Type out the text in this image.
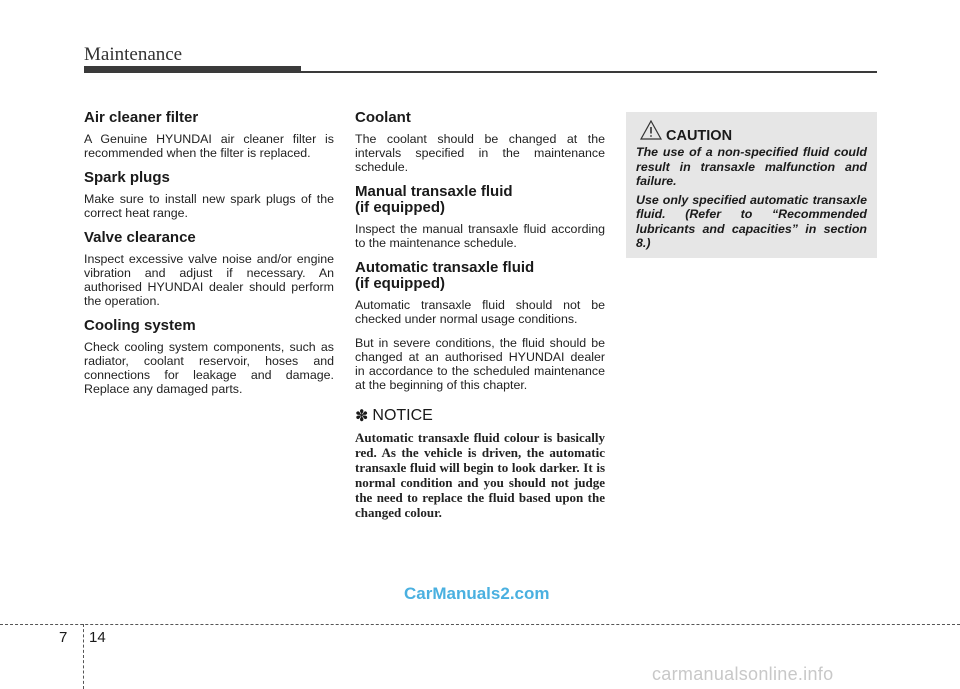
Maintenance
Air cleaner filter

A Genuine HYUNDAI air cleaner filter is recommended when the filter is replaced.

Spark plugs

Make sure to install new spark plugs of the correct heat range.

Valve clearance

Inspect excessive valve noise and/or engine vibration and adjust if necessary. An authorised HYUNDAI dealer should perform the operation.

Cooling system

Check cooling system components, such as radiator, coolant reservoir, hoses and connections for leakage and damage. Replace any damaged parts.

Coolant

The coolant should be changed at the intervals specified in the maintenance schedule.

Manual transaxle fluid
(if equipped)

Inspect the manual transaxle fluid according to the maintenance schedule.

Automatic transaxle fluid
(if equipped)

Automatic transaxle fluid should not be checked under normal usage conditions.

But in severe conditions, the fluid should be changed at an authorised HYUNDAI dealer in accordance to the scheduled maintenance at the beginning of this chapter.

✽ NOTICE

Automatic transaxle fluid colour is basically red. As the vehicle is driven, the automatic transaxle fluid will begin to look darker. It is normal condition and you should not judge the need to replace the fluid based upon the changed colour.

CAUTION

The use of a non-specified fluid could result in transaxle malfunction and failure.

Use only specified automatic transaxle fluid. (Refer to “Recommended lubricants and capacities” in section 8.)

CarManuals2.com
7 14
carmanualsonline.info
────────
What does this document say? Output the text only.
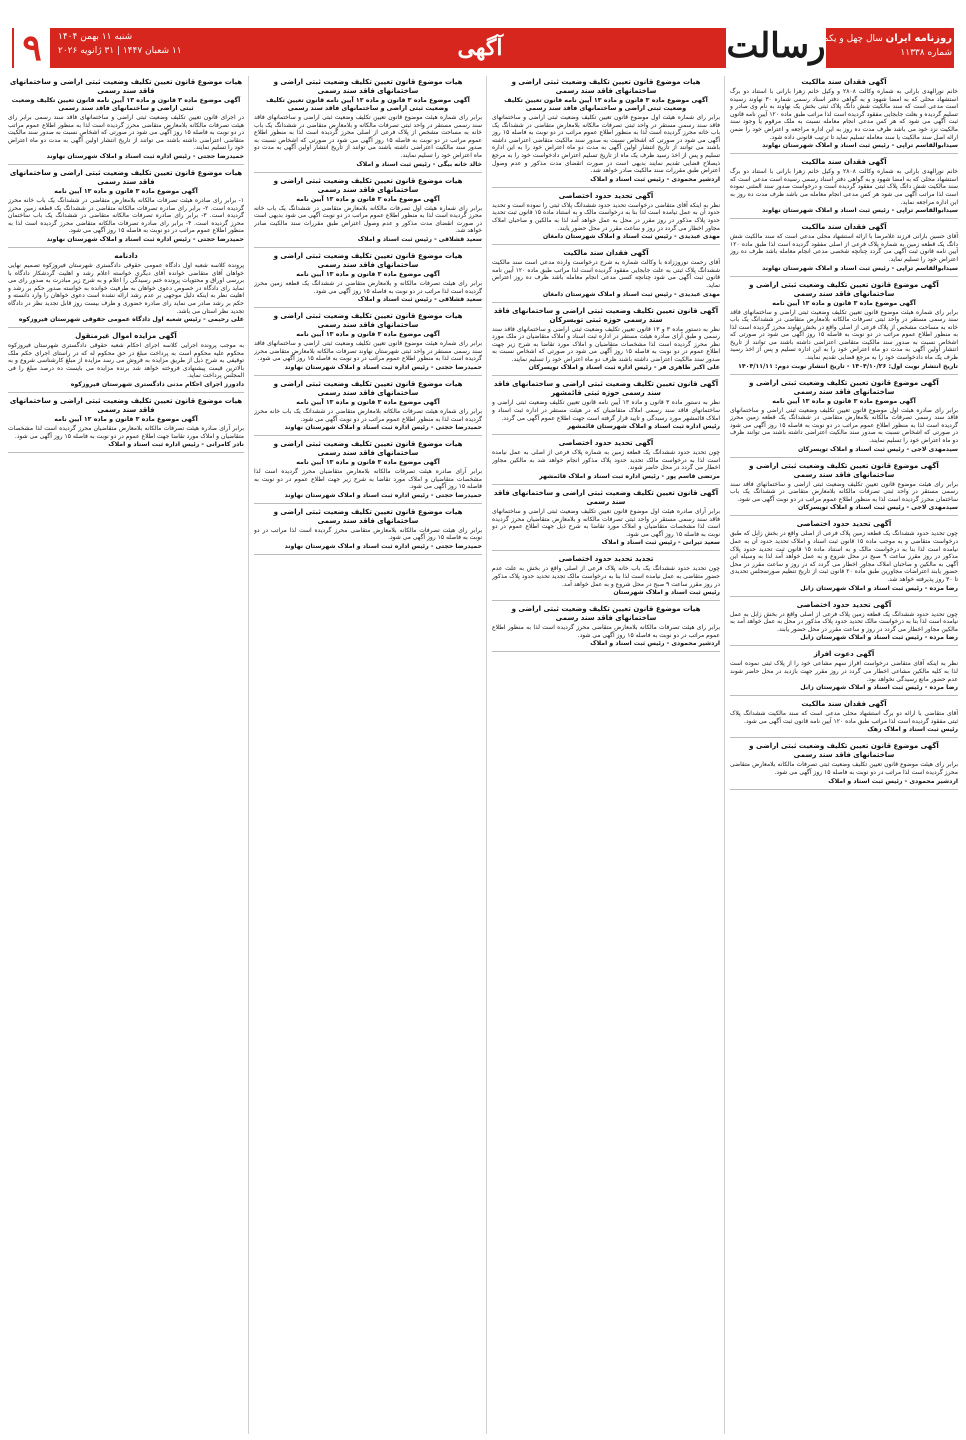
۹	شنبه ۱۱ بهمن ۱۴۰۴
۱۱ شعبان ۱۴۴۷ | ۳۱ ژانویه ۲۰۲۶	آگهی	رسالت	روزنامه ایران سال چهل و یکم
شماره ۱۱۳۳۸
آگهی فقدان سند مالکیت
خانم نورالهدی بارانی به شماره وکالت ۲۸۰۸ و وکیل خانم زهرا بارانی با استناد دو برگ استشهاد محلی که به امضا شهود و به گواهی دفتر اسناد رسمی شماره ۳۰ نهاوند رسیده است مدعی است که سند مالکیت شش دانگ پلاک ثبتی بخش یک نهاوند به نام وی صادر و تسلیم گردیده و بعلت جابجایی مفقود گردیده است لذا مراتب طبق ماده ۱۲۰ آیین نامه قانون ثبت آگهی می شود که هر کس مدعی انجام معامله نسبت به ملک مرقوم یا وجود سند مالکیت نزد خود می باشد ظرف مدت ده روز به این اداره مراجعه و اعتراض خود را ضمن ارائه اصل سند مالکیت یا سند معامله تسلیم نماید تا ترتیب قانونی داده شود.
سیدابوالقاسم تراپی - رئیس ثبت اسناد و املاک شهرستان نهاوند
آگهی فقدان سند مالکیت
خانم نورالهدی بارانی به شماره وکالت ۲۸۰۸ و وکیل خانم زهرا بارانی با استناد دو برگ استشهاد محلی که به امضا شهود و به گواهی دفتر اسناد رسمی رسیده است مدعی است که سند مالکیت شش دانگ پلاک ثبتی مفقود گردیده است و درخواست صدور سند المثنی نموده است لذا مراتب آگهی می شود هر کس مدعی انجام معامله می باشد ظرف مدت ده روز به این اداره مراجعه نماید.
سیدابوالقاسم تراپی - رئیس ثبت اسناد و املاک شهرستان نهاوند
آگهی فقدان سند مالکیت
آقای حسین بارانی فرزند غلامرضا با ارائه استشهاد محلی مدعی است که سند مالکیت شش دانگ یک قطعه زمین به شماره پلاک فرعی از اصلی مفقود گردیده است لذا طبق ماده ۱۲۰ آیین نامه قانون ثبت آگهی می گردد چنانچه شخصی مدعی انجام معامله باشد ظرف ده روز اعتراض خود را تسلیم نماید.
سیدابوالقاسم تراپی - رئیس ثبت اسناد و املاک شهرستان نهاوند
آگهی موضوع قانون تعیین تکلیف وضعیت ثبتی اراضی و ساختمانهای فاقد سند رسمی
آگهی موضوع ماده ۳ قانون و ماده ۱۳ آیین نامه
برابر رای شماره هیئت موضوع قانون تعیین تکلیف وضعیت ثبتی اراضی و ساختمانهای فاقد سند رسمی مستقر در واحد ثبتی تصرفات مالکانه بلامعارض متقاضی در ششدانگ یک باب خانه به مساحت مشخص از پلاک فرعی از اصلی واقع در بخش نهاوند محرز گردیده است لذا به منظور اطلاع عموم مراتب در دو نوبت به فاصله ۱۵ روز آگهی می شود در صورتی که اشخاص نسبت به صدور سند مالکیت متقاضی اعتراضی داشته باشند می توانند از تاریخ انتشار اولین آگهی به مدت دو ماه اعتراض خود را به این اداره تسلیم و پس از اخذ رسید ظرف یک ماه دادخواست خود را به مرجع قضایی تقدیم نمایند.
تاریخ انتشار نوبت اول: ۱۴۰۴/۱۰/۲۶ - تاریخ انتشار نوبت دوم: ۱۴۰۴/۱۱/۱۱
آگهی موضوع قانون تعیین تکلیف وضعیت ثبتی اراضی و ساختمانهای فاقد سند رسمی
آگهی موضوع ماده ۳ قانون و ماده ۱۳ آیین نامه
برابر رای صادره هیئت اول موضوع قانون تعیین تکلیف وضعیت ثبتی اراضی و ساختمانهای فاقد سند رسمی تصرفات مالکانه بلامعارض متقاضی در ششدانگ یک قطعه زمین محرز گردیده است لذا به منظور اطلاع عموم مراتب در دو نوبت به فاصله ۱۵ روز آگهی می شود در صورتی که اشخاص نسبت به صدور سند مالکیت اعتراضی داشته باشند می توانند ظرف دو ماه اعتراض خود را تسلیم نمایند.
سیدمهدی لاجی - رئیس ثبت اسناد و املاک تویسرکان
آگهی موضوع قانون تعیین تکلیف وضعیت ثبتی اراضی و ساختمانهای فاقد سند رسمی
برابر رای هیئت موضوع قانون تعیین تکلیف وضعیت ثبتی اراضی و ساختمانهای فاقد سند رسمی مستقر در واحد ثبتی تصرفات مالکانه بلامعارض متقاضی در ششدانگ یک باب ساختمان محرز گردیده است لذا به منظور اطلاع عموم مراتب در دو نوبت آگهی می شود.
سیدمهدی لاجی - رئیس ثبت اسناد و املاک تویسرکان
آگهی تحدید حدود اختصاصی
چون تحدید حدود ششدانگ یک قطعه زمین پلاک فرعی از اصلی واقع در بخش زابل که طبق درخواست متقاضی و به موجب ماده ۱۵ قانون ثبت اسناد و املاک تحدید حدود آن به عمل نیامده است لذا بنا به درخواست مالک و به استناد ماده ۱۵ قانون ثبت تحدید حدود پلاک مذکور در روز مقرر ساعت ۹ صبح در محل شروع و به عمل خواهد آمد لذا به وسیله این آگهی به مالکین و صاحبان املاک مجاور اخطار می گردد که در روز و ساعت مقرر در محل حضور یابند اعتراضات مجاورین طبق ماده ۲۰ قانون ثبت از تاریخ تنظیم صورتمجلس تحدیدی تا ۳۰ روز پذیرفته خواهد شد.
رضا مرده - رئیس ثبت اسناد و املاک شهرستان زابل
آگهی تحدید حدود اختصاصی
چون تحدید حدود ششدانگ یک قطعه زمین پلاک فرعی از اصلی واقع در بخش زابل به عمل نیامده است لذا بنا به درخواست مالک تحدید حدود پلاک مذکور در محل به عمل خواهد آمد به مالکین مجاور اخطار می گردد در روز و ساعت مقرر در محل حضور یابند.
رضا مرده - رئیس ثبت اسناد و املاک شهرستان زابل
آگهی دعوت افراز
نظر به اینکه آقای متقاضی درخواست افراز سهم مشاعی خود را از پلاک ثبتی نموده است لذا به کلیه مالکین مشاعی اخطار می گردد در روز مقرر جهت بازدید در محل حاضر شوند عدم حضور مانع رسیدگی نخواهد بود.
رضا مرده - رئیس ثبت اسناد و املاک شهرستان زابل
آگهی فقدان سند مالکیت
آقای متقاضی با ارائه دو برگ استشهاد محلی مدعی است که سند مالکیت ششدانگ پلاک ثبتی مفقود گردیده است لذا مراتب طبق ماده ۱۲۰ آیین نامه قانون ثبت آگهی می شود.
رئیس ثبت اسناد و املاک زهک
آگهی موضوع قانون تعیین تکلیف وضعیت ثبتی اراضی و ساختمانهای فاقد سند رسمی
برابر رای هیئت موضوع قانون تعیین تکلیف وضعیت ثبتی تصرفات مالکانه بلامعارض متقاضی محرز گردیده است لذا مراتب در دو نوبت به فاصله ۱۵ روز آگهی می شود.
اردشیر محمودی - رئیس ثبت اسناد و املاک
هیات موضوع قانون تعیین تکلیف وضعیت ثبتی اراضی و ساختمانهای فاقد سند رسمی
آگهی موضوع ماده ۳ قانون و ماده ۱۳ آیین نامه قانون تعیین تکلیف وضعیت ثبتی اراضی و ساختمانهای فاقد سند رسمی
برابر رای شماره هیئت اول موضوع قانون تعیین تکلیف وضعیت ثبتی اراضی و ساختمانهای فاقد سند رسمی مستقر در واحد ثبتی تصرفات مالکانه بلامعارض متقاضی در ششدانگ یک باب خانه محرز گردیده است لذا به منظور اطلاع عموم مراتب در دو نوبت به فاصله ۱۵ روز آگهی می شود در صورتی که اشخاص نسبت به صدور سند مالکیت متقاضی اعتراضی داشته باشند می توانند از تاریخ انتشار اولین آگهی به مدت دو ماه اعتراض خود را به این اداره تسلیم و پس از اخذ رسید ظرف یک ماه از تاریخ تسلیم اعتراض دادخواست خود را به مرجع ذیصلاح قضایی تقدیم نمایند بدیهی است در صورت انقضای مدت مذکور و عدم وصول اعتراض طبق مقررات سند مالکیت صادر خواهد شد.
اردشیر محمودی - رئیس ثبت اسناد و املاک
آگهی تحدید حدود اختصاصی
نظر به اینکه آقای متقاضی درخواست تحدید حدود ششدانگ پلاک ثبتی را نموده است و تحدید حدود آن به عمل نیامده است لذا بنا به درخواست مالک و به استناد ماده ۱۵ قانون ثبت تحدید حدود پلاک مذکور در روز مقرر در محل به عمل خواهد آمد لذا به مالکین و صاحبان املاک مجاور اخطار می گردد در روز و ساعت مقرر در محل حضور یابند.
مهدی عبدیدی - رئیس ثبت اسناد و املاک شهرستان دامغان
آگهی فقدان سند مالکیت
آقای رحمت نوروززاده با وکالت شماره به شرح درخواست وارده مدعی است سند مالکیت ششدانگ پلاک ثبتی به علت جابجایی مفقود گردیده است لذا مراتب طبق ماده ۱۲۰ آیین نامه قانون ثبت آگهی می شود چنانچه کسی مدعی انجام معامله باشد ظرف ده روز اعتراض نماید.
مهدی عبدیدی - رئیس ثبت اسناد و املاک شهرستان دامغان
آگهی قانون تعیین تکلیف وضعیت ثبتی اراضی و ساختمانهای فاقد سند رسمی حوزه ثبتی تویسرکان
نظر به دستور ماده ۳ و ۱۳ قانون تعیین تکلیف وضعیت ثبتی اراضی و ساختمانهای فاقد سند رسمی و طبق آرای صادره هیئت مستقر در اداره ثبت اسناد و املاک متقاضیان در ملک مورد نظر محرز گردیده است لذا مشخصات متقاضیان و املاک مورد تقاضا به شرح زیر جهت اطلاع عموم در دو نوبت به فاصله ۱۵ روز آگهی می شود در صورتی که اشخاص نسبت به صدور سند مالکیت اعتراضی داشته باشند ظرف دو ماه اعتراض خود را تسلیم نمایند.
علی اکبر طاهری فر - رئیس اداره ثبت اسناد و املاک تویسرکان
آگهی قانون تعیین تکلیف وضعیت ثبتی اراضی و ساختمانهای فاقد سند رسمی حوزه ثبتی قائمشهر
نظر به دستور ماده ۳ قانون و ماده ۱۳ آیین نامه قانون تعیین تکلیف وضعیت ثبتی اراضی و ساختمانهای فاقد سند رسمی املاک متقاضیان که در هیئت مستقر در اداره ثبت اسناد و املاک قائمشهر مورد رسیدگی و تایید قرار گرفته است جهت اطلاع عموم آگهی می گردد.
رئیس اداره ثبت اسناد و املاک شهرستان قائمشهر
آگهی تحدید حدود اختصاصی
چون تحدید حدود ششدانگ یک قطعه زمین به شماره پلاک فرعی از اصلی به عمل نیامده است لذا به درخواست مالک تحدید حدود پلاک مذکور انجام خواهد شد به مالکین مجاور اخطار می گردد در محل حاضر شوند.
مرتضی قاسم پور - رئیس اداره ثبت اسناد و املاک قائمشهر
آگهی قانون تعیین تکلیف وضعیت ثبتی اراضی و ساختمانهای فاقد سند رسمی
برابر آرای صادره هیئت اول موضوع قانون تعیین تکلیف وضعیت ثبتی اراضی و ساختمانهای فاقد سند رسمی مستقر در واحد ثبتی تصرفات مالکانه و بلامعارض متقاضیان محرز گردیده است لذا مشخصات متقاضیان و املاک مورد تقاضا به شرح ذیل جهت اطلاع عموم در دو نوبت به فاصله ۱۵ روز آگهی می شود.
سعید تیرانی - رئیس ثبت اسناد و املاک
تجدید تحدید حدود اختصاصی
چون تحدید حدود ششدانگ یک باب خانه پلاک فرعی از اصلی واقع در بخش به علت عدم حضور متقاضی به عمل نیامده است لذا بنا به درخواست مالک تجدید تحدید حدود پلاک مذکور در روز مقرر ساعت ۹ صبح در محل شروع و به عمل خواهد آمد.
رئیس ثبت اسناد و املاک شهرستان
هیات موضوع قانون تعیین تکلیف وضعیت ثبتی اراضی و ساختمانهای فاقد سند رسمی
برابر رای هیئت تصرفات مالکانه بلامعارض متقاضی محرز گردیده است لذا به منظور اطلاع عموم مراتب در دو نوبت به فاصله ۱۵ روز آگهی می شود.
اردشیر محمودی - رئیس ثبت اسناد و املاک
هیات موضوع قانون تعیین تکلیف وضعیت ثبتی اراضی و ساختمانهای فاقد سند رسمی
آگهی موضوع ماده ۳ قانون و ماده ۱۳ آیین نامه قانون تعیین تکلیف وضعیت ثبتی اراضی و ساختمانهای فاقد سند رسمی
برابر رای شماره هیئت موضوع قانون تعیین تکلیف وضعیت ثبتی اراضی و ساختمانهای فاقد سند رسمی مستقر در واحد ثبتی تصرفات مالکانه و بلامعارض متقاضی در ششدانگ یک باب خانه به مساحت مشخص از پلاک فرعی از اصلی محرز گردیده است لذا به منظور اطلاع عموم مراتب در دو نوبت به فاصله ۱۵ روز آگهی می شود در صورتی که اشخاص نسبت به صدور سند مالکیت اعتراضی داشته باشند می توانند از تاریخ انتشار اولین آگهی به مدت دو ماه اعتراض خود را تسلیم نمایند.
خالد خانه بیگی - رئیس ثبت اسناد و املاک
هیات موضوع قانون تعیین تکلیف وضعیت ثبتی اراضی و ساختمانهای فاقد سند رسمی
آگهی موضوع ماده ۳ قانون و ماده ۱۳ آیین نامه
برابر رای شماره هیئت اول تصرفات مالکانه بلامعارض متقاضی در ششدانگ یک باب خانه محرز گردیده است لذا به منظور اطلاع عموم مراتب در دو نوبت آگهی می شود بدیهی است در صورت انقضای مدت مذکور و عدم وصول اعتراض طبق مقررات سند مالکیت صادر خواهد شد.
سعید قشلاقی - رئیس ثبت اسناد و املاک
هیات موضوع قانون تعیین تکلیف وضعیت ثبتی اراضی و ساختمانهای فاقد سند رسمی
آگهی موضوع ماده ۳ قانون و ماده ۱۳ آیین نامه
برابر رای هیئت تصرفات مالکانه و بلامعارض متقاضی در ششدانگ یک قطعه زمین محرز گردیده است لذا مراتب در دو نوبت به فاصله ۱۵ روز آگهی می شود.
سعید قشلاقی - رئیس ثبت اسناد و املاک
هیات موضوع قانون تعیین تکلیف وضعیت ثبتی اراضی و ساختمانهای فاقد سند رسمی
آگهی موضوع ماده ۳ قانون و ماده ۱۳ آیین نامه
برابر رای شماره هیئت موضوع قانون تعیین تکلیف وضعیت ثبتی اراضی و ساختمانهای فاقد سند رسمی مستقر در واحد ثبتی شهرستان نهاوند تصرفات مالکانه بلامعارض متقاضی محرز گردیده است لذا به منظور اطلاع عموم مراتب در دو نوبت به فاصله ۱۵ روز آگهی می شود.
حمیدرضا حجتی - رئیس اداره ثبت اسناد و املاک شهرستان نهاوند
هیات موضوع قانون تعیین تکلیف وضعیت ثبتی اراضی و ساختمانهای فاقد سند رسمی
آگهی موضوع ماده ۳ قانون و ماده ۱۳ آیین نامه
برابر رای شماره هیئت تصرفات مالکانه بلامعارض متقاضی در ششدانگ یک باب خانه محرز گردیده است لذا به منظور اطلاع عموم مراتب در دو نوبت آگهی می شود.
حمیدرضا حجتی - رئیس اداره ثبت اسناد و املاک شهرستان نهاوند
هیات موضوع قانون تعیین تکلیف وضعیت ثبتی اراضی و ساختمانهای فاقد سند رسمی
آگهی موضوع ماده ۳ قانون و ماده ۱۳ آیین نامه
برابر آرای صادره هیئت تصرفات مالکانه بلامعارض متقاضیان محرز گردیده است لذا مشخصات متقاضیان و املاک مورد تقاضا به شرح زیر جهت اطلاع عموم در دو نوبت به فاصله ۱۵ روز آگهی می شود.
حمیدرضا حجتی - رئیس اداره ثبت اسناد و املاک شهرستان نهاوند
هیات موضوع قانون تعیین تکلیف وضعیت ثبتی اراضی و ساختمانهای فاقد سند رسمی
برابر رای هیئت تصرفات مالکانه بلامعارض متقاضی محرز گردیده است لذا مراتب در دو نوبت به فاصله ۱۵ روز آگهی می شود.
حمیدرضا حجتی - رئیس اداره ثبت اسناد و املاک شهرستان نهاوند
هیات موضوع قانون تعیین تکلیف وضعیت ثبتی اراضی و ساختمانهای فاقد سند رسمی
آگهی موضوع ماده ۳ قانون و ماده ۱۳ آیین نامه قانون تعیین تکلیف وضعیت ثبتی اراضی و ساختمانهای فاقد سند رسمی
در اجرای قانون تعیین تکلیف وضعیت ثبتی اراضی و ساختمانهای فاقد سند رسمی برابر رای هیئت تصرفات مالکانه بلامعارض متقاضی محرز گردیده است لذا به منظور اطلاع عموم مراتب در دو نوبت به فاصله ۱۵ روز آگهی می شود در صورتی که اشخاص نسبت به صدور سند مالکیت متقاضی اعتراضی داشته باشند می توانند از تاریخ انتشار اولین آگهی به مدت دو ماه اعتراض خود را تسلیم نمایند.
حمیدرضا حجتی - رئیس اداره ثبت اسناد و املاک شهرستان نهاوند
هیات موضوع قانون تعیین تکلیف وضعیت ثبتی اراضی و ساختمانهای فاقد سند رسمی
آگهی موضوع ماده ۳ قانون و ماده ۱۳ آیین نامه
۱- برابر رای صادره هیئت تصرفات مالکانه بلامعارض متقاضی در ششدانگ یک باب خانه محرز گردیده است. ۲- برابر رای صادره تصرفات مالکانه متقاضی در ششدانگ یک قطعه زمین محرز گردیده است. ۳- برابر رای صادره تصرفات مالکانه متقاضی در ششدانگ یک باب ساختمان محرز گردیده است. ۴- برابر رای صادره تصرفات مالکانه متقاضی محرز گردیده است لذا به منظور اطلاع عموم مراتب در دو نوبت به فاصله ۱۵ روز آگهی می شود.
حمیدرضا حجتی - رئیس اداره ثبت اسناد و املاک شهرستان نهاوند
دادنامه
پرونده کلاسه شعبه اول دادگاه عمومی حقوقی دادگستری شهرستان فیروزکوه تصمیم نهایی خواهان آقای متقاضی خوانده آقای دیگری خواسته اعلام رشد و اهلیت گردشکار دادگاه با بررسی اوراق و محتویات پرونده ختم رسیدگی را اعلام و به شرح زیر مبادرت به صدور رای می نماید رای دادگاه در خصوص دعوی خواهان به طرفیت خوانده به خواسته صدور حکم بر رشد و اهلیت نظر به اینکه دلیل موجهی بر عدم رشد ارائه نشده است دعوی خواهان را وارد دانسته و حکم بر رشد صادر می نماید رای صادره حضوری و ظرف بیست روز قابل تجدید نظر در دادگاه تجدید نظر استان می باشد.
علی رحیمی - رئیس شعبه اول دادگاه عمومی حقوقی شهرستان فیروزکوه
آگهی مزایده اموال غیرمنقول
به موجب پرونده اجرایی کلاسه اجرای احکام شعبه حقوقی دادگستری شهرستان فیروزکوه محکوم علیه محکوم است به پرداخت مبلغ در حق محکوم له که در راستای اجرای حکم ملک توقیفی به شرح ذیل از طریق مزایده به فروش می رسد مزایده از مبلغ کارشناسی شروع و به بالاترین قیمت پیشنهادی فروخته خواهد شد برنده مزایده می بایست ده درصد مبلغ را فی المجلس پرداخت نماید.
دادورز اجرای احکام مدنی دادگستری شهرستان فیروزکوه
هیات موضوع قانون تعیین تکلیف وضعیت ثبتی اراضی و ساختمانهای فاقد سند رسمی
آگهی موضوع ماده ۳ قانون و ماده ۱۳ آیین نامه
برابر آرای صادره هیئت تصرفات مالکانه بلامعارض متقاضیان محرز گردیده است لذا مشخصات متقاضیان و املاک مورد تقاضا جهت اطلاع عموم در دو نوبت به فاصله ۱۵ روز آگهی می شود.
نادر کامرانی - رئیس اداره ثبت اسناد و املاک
────────
WRITTEN REQUEST: Go through the records and show every line with the string "authorised" in it.

COMPLETED EXERCISE:
Inspect excessive valve noise and/or engine vibration and adjust if necessary. An authorised HYUNDAI dealer should perform the operation.
But in severe conditions, the fluid should be changed at an authorised HYUNDAI dealer in accordance to the scheduled maintenance at the beginning of this chapter.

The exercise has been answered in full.